Provided text:

■ ■ ■

We all know that if one man is chattering away in Chinese and the other in German, and neither understands the other, it may look from a distance as though they’re having a very intense discussion, but they’re not really.  Theirs is merely a simulacrum of a discussion.  And so with two people who are using the same word but in two different senses: they’re “equivocating,” and equivocal use of a key term is one of the best ways of fooling yourself into thinking a discussion is taking place when in fact none is.

Logic also bids us to respect one another by establishing certain “rules of etiquette” or “rules of conversation” that help us to know when one of us has seemingly “scored a point” (in debaters terms) but has done so improperly, “against the rules,” so to speak.  You’ve sneaked up to the goal and kicked the ball in during the time out; or you’ve picked up the ball with your hands and thrown it in, which just isn’t what you agreed to when you and your friends chose to play soccer.

We’ve all seen games of soccer or basketball break up when one person or another decides to dispense with “the rules” and foul indiscriminately, carry the ball without dribbling, or throw the ball in the soccer net.  To the uninitiated, it may look as though the game had been going on as usual, when inexplicably a fight broke out, and everyone went home.  But the problem started before the fight, when what seemed like “the game as usual” was going on, but in fact, was not.  Fights break out precisely when “the game” has broken down.  And “the game” breaks down when one side or the other decides that achieving what they want is so important and will be so much easier if they simply dispense with all the bothersome “rules.”  What in fact was going on before the fight broke out wasn’t really basketball or soccer, it was only a simulacrum of basketball or soccer—just as a man who picks up his golf ball and drops it in the cup isn’t really playing “golf.”  He may be amusing himself, but no one who understands golf would call what he was doing “golfing.”

So too, to people who are aware of what real arguments should be like—people like Fr. James Schall who have spent their lives reading the dialogues of Plato, the logical works of Aristotle, and the disputed questions of Aquinas—they look upon what most of the rest of us call “arguments” and say: They’re fighting, not arguing.  Or else: That person may be amusing himself, but you could hardly call what he is doing “arguing.”

■ ■ ■

Information provided:
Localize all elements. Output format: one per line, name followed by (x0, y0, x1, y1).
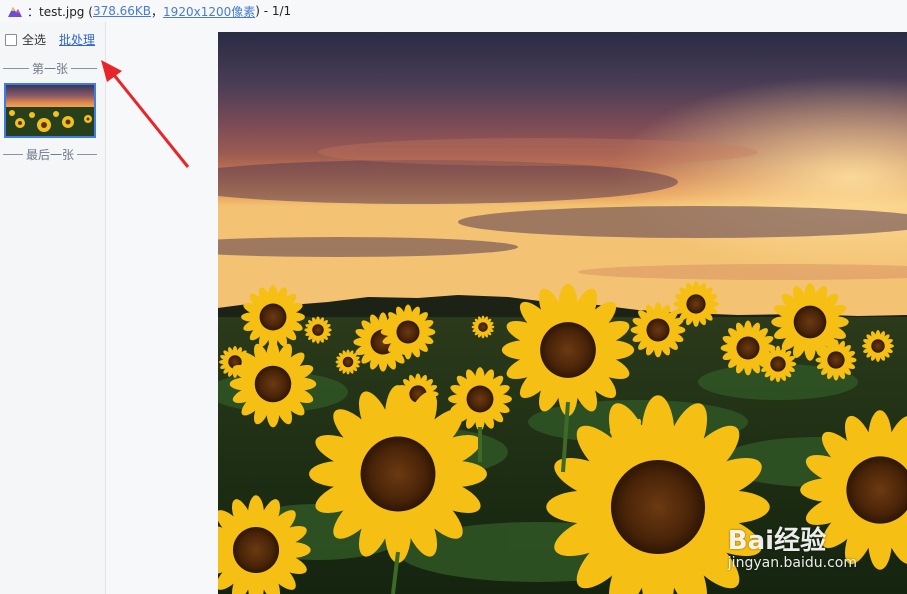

■ ■ ■

Exercises:
(a) Name every sport mentioned in the passage on logic and argument.
(b) In the passage on logic and argument, what are two people said to be doing when they use the same word in two different senses?
(c) Pick up the passage on logic and argument after its final sentence and carry it forward.
Nothing in the material is needed here.

Answers for the tasks:
(a) Soccer, basketball, golf

(b) They are equivocating.

(c)
It’s not just politicians who have lost the ability to argue, rather than just fight (I’m surprised there aren’t fist-fights on the floor of the Congress every day, given how they talk to one another); it’s a general malaise of the country’s intellect and spirit.  A quick glance at the “comments” section of any on-line site will quickly reveal the severity of the problem.  Most people just don’t know how to make arguments.  They seem to think that merely disagreeing (and sounding disagreeable) is the same as arguing, but it’s not, any more than throwing a soccer ball at someone’s head is the same as playing soccer.

Let’s say that I write an article (which I did) suggesting that, given how many annulment cases are filed in the United States every year and how long it often takes to adjudicate them, and given that recent popes back to the beginning of the twentieth century have insisted that such decisions should be carried out “swiftly and fairly,” therefore we need more people trained in canon law to be tribunal judges and more staff for the diocesan tribunals in this country.

Now the first thing to say about this position is that it’s certainly open to critique in any number of ways.  But many people seem to suffer from the mistaken belief that mere counter assertion—saying bluntly “You’re wrong,” or “No we don’t”—is sufficient.  It’s not, any more than two children shouting “Yes it is,” “No, it isn’t,” “Yes, it is” at each other is a meaningful discussion.

Nor is it entirely fair to shift the ground of argument, such as when a person replies: “There are too many annulments in this country.”  There might be too many annulments (but one would have to prove that by specifying what “too many” means), but that’s not exactly an argument against my position.  If we have too many fights in un-officiated soccer games, that isn’t usually taken as a sign that we need fewer soccer referees.

Then again, there’s the ubiquitous:  “The Church has gone off the rails since Vatican II.”  Perhaps it has—in certain ways—perhaps not. But again, the claim doesn’t speak directly to the question of whether we need more tribunal officials.  The answer to every question is not: “The Church has gone off the rails since Vatican II.”  In fact, I would suggest that that particular comment is the answer to exactly nothing.

Citing one or two examples of bad behavior since Vatican II would also not suffice to “prove” that “The Church has gone off the rails since Vatican II” any more than one or two examples of bad behavior among Wall Street financiers would suffice to “prove” that “Americans have all become too greedy.”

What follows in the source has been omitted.